What to produce
Output all of the data below exactly as given.

[start of Data records]

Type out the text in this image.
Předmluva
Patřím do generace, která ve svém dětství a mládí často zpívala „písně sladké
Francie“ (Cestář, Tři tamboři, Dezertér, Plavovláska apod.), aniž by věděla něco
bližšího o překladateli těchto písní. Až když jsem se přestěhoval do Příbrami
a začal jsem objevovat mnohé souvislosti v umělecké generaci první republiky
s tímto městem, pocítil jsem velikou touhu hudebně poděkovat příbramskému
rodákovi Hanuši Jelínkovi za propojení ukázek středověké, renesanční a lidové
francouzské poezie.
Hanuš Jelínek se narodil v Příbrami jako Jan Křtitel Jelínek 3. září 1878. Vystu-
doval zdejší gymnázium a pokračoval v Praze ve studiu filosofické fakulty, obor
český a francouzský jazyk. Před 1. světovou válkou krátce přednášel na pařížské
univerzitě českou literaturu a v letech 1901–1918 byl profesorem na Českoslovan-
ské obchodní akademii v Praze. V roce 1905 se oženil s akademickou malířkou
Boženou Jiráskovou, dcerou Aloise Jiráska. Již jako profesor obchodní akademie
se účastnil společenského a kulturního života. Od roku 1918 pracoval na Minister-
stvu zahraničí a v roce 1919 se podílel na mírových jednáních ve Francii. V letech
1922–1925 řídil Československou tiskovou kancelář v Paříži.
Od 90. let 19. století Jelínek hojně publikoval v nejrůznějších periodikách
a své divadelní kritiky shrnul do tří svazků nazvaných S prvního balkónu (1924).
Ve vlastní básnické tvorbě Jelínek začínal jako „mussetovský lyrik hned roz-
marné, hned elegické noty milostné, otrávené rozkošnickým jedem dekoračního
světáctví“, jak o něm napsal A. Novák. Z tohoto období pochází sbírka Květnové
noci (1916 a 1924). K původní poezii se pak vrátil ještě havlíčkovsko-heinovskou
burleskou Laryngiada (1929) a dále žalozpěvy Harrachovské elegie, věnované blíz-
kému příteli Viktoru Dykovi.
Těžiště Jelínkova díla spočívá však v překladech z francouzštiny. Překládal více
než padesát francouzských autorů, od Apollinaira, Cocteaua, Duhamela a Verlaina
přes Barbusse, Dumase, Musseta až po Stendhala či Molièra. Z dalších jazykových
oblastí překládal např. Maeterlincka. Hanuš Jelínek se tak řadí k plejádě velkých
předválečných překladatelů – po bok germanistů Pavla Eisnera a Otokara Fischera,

[end of Data records]

The reply
Type out the text in this image.
Předmluva
Patřím do generace, která ve svém dětství a mládí často zpívala „písně sladké
Francie“ (Cestář, Tři tamboři, Dezertér, Plavovláska apod.), aniž by věděla něco
bližšího o překladateli těchto písní. Až když jsem se přestěhoval do Příbrami
a začal jsem objevovat mnohé souvislosti v umělecké generaci první republiky
s tímto městem, pocítil jsem velikou touhu hudebně poděkovat příbramskému
rodákovi Hanuši Jelínkovi za propojení ukázek středověké, renesanční a lidové
francouzské poezie.
Hanuš Jelínek se narodil v Příbrami jako Jan Křtitel Jelínek 3. září 1878. Vystu-
doval zdejší gymnázium a pokračoval v Praze ve studiu filosofické fakulty, obor
český a francouzský jazyk. Před 1. světovou válkou krátce přednášel na pařížské
univerzitě českou literaturu a v letech 1901–1918 byl profesorem na Českoslovan-
ské obchodní akademii v Praze. V roce 1905 se oženil s akademickou malířkou
Boženou Jiráskovou, dcerou Aloise Jiráska. Již jako profesor obchodní akademie
se účastnil společenského a kulturního života. Od roku 1918 pracoval na Minister-
stvu zahraničí a v roce 1919 se podílel na mírových jednáních ve Francii. V letech
1922–1925 řídil Československou tiskovou kancelář v Paříži.
Od 90. let 19. století Jelínek hojně publikoval v nejrůznějších periodikách
a své divadelní kritiky shrnul do tří svazků nazvaných S prvního balkónu (1924).
Ve vlastní básnické tvorbě Jelínek začínal jako „mussetovský lyrik hned roz-
marné, hned elegické noty milostné, otrávené rozkošnickým jedem dekoračního
světáctví“, jak o něm napsal A. Novák. Z tohoto období pochází sbírka Květnové
noci (1916 a 1924). K původní poezii se pak vrátil ještě havlíčkovsko-heinovskou
burleskou Laryngiada (1929) a dále žalozpěvy Harrachovské elegie, věnované blíz-
kému příteli Viktoru Dykovi.
Těžiště Jelínkova díla spočívá však v překladech z francouzštiny. Překládal více
než padesát francouzských autorů, od Apollinaira, Cocteaua, Duhamela a Verlaina
přes Barbusse, Dumase, Musseta až po Stendhala či Molièra. Z dalších jazykových
oblastí překládal např. Maeterlincka. Hanuš Jelínek se tak řadí k plejádě velkých
předválečných překladatelů – po bok germanistů Pavla Eisnera a Otokara Fischera,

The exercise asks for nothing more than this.